__Set exercise__:
Reply with the count of lines holding "rate", nothing more.

■ ■ ■ ■ ■

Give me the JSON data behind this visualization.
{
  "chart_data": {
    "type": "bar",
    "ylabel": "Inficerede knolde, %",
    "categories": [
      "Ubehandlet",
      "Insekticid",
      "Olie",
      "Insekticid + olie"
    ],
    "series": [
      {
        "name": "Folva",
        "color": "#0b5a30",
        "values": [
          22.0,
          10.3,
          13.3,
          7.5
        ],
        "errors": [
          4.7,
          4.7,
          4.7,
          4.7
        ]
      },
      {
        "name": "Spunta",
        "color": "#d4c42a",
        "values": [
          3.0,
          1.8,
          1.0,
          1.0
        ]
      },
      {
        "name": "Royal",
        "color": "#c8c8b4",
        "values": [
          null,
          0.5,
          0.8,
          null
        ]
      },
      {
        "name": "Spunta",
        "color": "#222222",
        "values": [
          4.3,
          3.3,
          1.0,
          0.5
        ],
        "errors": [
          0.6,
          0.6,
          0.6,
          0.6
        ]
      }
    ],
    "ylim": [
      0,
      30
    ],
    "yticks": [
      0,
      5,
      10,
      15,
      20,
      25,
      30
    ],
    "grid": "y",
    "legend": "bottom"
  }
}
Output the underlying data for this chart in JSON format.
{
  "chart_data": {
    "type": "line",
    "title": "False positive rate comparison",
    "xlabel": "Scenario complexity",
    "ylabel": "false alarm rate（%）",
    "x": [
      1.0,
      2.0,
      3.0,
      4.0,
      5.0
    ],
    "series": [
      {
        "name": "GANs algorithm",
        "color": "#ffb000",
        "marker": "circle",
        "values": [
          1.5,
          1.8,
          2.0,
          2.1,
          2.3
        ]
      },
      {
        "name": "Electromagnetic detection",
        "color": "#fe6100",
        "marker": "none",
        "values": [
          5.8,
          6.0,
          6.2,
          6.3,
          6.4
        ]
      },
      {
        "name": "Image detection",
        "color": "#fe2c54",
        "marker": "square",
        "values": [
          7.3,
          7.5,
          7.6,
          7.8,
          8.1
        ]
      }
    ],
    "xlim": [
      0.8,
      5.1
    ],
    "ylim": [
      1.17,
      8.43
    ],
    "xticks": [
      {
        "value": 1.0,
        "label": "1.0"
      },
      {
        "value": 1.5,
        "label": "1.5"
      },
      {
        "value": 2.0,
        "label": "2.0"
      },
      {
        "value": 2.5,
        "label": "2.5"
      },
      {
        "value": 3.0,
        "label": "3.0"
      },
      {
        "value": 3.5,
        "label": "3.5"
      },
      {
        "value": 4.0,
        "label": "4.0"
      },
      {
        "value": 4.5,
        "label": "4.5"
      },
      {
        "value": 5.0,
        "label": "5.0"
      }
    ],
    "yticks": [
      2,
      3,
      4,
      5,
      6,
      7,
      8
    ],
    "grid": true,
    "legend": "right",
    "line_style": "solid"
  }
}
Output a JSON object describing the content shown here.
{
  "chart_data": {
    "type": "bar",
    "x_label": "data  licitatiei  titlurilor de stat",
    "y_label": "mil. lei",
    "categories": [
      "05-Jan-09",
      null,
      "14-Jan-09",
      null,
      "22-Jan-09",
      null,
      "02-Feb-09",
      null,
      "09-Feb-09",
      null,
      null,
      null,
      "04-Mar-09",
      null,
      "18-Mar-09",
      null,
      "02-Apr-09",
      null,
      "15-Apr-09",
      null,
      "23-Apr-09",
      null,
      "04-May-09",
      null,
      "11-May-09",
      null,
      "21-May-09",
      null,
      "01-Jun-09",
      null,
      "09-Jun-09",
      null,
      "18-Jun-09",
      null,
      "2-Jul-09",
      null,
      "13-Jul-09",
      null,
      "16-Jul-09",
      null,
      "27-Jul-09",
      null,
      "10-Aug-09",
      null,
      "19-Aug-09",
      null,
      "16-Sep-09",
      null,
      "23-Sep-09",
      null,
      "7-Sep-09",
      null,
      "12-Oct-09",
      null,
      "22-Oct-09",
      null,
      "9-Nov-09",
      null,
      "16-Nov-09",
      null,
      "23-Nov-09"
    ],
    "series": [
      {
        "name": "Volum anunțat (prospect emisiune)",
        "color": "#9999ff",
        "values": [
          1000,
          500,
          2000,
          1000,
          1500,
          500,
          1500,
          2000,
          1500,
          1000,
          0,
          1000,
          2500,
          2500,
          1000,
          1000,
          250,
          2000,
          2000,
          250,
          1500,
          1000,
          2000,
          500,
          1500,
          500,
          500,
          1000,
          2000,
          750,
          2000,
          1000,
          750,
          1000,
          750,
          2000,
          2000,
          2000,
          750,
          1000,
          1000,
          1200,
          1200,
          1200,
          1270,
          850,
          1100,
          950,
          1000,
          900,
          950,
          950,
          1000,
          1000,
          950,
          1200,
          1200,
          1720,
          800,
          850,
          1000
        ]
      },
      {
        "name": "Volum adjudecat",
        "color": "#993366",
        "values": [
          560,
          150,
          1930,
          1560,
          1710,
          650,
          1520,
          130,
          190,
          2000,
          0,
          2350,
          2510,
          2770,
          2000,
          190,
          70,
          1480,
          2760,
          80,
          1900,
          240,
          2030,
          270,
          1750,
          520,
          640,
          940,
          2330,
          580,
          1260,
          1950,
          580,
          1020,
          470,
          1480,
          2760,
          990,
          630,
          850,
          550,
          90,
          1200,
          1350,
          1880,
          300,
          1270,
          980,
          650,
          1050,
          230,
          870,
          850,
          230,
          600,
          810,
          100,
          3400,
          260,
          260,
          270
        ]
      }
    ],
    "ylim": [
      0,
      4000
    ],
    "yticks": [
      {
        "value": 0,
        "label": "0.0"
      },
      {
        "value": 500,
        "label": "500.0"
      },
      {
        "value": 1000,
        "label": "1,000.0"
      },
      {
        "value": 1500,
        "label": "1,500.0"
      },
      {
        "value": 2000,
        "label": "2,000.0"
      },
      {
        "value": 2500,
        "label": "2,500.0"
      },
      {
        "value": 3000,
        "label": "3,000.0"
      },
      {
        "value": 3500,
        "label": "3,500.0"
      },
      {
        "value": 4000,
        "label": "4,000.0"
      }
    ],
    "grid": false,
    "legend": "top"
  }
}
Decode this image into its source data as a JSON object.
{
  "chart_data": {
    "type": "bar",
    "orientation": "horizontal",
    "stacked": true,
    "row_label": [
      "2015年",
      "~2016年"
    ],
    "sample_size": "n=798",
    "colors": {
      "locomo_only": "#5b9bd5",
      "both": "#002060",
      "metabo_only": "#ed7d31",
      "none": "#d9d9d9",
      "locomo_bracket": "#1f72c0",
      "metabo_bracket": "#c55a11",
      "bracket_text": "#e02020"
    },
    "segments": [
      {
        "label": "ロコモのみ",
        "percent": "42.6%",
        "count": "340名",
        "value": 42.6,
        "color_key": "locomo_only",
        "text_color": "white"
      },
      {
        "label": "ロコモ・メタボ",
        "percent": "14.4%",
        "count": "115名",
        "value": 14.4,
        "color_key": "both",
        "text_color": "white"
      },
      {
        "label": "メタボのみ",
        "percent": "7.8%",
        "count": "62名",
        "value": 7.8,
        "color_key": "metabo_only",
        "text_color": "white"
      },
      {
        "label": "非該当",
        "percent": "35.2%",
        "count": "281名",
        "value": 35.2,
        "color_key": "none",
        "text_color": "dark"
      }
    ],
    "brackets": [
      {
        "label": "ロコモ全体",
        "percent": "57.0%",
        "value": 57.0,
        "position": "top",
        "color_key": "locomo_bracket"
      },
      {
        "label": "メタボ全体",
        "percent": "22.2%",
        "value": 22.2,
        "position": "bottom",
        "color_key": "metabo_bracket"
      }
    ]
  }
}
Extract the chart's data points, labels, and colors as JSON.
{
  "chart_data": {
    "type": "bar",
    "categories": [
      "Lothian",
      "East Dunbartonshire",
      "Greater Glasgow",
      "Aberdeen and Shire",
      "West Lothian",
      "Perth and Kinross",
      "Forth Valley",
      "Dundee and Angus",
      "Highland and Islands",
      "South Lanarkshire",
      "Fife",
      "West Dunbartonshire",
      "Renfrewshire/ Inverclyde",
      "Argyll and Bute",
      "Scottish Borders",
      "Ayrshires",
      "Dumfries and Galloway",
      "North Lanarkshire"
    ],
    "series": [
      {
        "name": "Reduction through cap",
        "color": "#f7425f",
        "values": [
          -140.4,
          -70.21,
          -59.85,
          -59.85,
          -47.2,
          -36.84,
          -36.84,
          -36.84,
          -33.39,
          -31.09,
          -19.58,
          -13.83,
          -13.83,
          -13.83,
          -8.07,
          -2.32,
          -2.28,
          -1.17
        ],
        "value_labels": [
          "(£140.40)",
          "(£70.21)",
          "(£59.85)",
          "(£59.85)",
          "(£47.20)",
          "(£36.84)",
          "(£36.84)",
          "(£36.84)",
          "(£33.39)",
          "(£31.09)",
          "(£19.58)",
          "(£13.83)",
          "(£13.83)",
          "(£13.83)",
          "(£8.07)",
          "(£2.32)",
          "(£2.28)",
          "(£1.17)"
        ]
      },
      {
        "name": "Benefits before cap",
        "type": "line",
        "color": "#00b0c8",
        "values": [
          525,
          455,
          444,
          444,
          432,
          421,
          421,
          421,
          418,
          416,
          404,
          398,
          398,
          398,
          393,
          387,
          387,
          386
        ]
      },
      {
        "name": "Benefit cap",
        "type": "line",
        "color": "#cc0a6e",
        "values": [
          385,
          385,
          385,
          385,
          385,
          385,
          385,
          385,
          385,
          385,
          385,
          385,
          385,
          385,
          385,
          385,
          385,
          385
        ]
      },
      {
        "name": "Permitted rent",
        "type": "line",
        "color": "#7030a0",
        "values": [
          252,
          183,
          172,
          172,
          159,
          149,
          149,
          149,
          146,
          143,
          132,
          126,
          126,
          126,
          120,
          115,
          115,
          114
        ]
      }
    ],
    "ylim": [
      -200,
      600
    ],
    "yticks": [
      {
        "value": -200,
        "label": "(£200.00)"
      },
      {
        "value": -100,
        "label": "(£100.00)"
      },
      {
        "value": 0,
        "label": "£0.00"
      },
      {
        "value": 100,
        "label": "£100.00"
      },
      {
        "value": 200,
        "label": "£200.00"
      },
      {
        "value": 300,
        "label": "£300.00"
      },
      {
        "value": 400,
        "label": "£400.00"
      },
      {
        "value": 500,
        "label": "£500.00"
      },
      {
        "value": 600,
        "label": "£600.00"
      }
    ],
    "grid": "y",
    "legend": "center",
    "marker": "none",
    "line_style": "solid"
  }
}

■ ■ ■ ■ ■

__Answer to the problem__:
2